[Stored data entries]
·····

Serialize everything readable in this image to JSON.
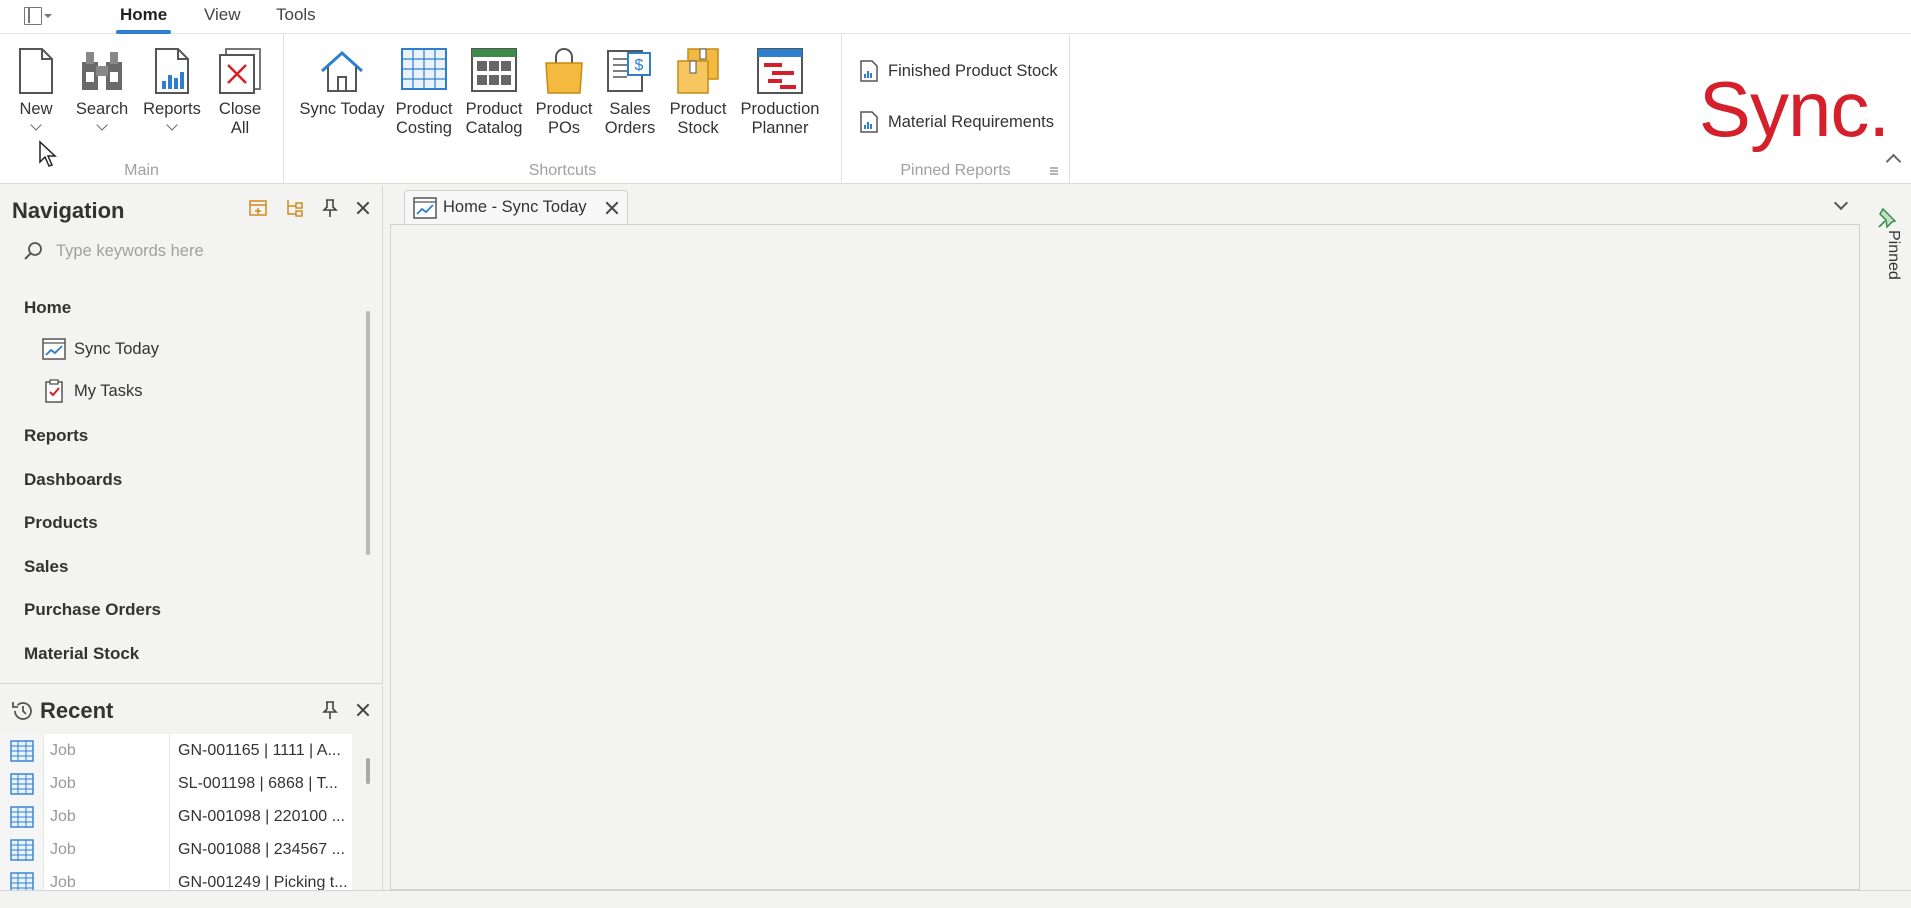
{
  "menubar": {
    "tabs": [
      {
        "label": "Home",
        "active": true
      },
      {
        "label": "View",
        "active": false
      },
      {
        "label": "Tools",
        "active": false
      }
    ]
  },
  "ribbon": {
    "main": {
      "label": "Main",
      "new_label": "New",
      "search_label": "Search",
      "reports_label": "Reports",
      "close_all_line1": "Close",
      "close_all_line2": "All"
    },
    "shortcuts": {
      "label": "Shortcuts",
      "items": [
        {
          "line1": "Sync Today",
          "line2": ""
        },
        {
          "line1": "Product",
          "line2": "Costing"
        },
        {
          "line1": "Product",
          "line2": "Catalog"
        },
        {
          "line1": "Product",
          "line2": "POs"
        },
        {
          "line1": "Sales",
          "line2": "Orders"
        },
        {
          "line1": "Product",
          "line2": "Stock"
        },
        {
          "line1": "Production",
          "line2": "Planner"
        }
      ]
    },
    "pinned_reports": {
      "label": "Pinned Reports",
      "items": [
        "Finished Product Stock",
        "Material Requirements"
      ]
    },
    "logo_text": "Sync."
  },
  "navigation": {
    "title": "Navigation",
    "search_placeholder": "Type keywords here",
    "home_label": "Home",
    "home_items": [
      "Sync Today",
      "My Tasks"
    ],
    "sections": [
      "Reports",
      "Dashboards",
      "Products",
      "Sales",
      "Purchase Orders",
      "Material Stock"
    ]
  },
  "recent": {
    "title": "Recent",
    "rows": [
      {
        "type": "Job",
        "desc": "GN-001165 | 1111 | A..."
      },
      {
        "type": "Job",
        "desc": "SL-001198 | 6868 | T..."
      },
      {
        "type": "Job",
        "desc": "GN-001098 | 220100 ..."
      },
      {
        "type": "Job",
        "desc": "GN-001088 | 234567 ..."
      },
      {
        "type": "Job",
        "desc": "GN-001249 | Picking t..."
      }
    ]
  },
  "document": {
    "tab_label": "Home - Sync Today"
  },
  "rail": {
    "label": "Pinned"
  },
  "colors": {
    "accent": "#2f7fd1",
    "logo": "#d51f2a"
  }
}
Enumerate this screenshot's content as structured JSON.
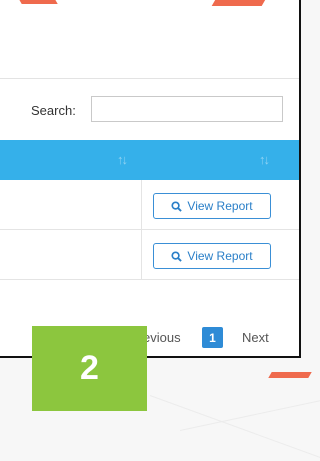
{
  "search": {
    "label": "Search:",
    "value": ""
  },
  "table": {
    "rows": [
      {
        "action_label": "View Report"
      },
      {
        "action_label": "View Report"
      }
    ]
  },
  "pagination": {
    "previous_label": "evious",
    "current_page": "1",
    "next_label": "Next"
  },
  "step_badge": {
    "number": "2"
  },
  "colors": {
    "table_header": "#35b0ea",
    "badge": "#8cc63e",
    "primary": "#2e8bd6",
    "accent_decoration": "#ef6a4d"
  },
  "icons": {
    "sort": "sort-icon",
    "view_report": "search-icon"
  }
}
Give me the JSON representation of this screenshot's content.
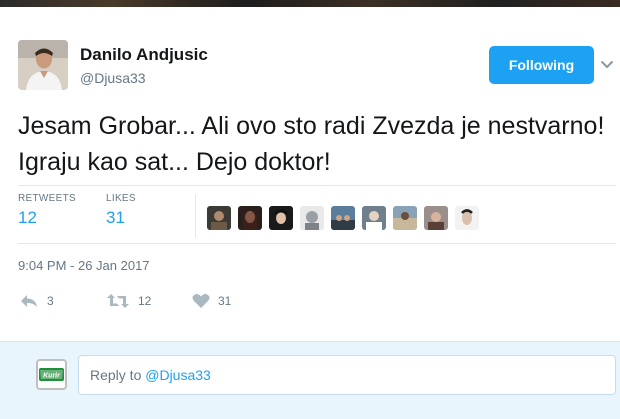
{
  "user": {
    "name": "Danilo Andjusic",
    "handle": "@Djusa33"
  },
  "follow_button": {
    "label": "Following"
  },
  "tweet": {
    "text": "Jesam Grobar... Ali ovo sto radi Zvezda je nestvarno! Igraju kao sat... Dejo doktor!"
  },
  "stats": {
    "retweets_label": "RETWEETS",
    "retweets_value": "12",
    "likes_label": "LIKES",
    "likes_value": "31"
  },
  "timestamp": "9:04 PM - 26 Jan 2017",
  "actions": {
    "reply_count": "3",
    "retweet_count": "12",
    "like_count": "31"
  },
  "reply_box": {
    "prefix": "Reply to ",
    "mention": "@Djusa33",
    "avatar_text": "Kurir"
  },
  "colors": {
    "accent": "#1da1f2",
    "muted": "#657786",
    "reply_bg": "#e8f5fd"
  },
  "icons": [
    "reply-icon",
    "retweet-icon",
    "heart-icon",
    "chevron-down-icon"
  ]
}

·····

PROBLEM STATEMENT
Each line of the material must be retyped exactly, except that images are omitted.

REPLY TO THE EXERCISE
Serialize everything readable in this image to JSON.
{
  "menubar": {
    "tabs": [
      {
        "label": "Home",
        "active": true
      },
      {
        "label": "View",
        "active": false
      },
      {
        "label": "Tools",
        "active": false
      }
    ]
  },
  "ribbon": {
    "main": {
      "label": "Main",
      "new_label": "New",
      "search_label": "Search",
      "reports_label": "Reports",
      "close_all_line1": "Close",
      "close_all_line2": "All"
    },
    "shortcuts": {
      "label": "Shortcuts",
      "items": [
        {
          "line1": "Sync Today",
          "line2": ""
        },
        {
          "line1": "Product",
          "line2": "Costing"
        },
        {
          "line1": "Product",
          "line2": "Catalog"
        },
        {
          "line1": "Product",
          "line2": "POs"
        },
        {
          "line1": "Sales",
          "line2": "Orders"
        },
        {
          "line1": "Product",
          "line2": "Stock"
        },
        {
          "line1": "Production",
          "line2": "Planner"
        }
      ]
    },
    "pinned_reports": {
      "label": "Pinned Reports",
      "items": [
        "Finished Product Stock",
        "Material Requirements"
      ]
    },
    "logo_text": "Sync."
  },
  "navigation": {
    "title": "Navigation",
    "search_placeholder": "Type keywords here",
    "home_label": "Home",
    "home_items": [
      "Sync Today",
      "My Tasks"
    ],
    "sections": [
      "Reports",
      "Dashboards",
      "Products",
      "Sales",
      "Purchase Orders",
      "Material Stock"
    ]
  },
  "recent": {
    "title": "Recent",
    "rows": [
      {
        "type": "Job",
        "desc": "GN-001165 | 1111 | A..."
      },
      {
        "type": "Job",
        "desc": "SL-001198 | 6868 | T..."
      },
      {
        "type": "Job",
        "desc": "GN-001098 | 220100 ..."
      },
      {
        "type": "Job",
        "desc": "GN-001088 | 234567 ..."
      },
      {
        "type": "Job",
        "desc": "GN-001249 | Picking t..."
      }
    ]
  },
  "document": {
    "tab_label": "Home - Sync Today"
  },
  "rail": {
    "label": "Pinned"
  },
  "colors": {
    "accent": "#2f7fd1",
    "logo": "#d51f2a"
  }
}
Enumerate this screenshot's content as structured JSON.
{
  "search": {
    "label": "Search:",
    "value": ""
  },
  "table": {
    "rows": [
      {
        "action_label": "View Report"
      },
      {
        "action_label": "View Report"
      }
    ]
  },
  "pagination": {
    "previous_label": "evious",
    "current_page": "1",
    "next_label": "Next"
  },
  "step_badge": {
    "number": "2"
  },
  "colors": {
    "table_header": "#35b0ea",
    "badge": "#8cc63e",
    "primary": "#2e8bd6",
    "accent_decoration": "#ef6a4d"
  },
  "icons": {
    "sort": "sort-icon",
    "view_report": "search-icon"
  }
}
Give me the JSON representation of this screenshot's content.
{
  "user": {
    "name": "Danilo Andjusic",
    "handle": "@Djusa33"
  },
  "follow_button": {
    "label": "Following"
  },
  "tweet": {
    "text": "Jesam Grobar... Ali ovo sto radi Zvezda je nestvarno! Igraju kao sat... Dejo doktor!"
  },
  "stats": {
    "retweets_label": "RETWEETS",
    "retweets_value": "12",
    "likes_label": "LIKES",
    "likes_value": "31"
  },
  "timestamp": "9:04 PM - 26 Jan 2017",
  "actions": {
    "reply_count": "3",
    "retweet_count": "12",
    "like_count": "31"
  },
  "reply_box": {
    "prefix": "Reply to ",
    "mention": "@Djusa33",
    "avatar_text": "Kurir"
  },
  "colors": {
    "accent": "#1da1f2",
    "muted": "#657786",
    "reply_bg": "#e8f5fd"
  },
  "icons": [
    "reply-icon",
    "retweet-icon",
    "heart-icon",
    "chevron-down-icon"
  ]
}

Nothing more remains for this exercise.